Output the material beneath exactly, leaving nothing out.

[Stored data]
..............................

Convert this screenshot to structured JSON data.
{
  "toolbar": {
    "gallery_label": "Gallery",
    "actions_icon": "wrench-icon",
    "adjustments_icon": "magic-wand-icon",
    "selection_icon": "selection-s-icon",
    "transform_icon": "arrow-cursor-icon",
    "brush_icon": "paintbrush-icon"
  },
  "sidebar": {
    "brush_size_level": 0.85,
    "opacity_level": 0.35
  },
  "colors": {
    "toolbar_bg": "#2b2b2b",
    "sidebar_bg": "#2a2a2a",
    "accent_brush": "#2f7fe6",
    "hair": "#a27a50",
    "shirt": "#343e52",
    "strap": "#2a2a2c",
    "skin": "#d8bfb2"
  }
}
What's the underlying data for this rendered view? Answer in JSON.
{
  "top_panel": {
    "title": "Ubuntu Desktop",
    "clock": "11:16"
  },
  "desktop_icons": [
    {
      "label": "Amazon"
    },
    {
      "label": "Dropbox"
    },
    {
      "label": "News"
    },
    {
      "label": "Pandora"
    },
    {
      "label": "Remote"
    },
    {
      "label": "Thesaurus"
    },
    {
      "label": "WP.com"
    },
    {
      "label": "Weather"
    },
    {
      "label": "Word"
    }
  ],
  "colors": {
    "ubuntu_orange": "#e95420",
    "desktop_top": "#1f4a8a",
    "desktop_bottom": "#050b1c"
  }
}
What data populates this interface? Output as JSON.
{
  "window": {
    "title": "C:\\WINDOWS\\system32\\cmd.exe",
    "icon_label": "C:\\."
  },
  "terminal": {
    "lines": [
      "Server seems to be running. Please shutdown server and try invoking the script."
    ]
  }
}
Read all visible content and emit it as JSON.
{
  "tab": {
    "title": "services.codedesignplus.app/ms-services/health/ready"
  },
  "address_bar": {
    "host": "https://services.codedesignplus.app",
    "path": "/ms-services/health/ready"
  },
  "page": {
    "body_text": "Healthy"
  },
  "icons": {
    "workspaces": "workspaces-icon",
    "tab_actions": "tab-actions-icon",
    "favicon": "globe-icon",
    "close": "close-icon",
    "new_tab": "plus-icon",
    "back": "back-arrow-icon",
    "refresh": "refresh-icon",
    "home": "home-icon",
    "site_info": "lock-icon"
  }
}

..............................

**The completed task**
Convert this screenshot to structured JSON data.
{
  "toolbar": {
    "gallery_label": "Gallery",
    "actions_icon": "wrench-icon",
    "adjustments_icon": "magic-wand-icon",
    "selection_icon": "selection-s-icon",
    "transform_icon": "arrow-cursor-icon",
    "brush_icon": "paintbrush-icon"
  },
  "sidebar": {
    "brush_size_level": 0.85,
    "opacity_level": 0.35
  },
  "colors": {
    "toolbar_bg": "#2b2b2b",
    "sidebar_bg": "#2a2a2a",
    "accent_brush": "#2f7fe6",
    "hair": "#a27a50",
    "shirt": "#343e52",
    "strap": "#2a2a2c",
    "skin": "#d8bfb2"
  }
}
What's the underlying data for this rendered view? Answer in JSON.
{
  "top_panel": {
    "title": "Ubuntu Desktop",
    "clock": "11:16"
  },
  "desktop_icons": [
    {
      "label": "Amazon"
    },
    {
      "label": "Dropbox"
    },
    {
      "label": "News"
    },
    {
      "label": "Pandora"
    },
    {
      "label": "Remote"
    },
    {
      "label": "Thesaurus"
    },
    {
      "label": "WP.com"
    },
    {
      "label": "Weather"
    },
    {
      "label": "Word"
    }
  ],
  "colors": {
    "ubuntu_orange": "#e95420",
    "desktop_top": "#1f4a8a",
    "desktop_bottom": "#050b1c"
  }
}
What data populates this interface? Output as JSON.
{
  "window": {
    "title": "C:\\WINDOWS\\system32\\cmd.exe",
    "icon_label": "C:\\."
  },
  "terminal": {
    "lines": [
      "Server seems to be running. Please shutdown server and try invoking the script."
    ]
  }
}
Read all visible content and emit it as JSON.
{
  "tab": {
    "title": "services.codedesignplus.app/ms-services/health/ready"
  },
  "address_bar": {
    "host": "https://services.codedesignplus.app",
    "path": "/ms-services/health/ready"
  },
  "page": {
    "body_text": "Healthy"
  },
  "icons": {
    "workspaces": "workspaces-icon",
    "tab_actions": "tab-actions-icon",
    "favicon": "globe-icon",
    "close": "close-icon",
    "new_tab": "plus-icon",
    "back": "back-arrow-icon",
    "refresh": "refresh-icon",
    "home": "home-icon",
    "site_info": "lock-icon"
  }
}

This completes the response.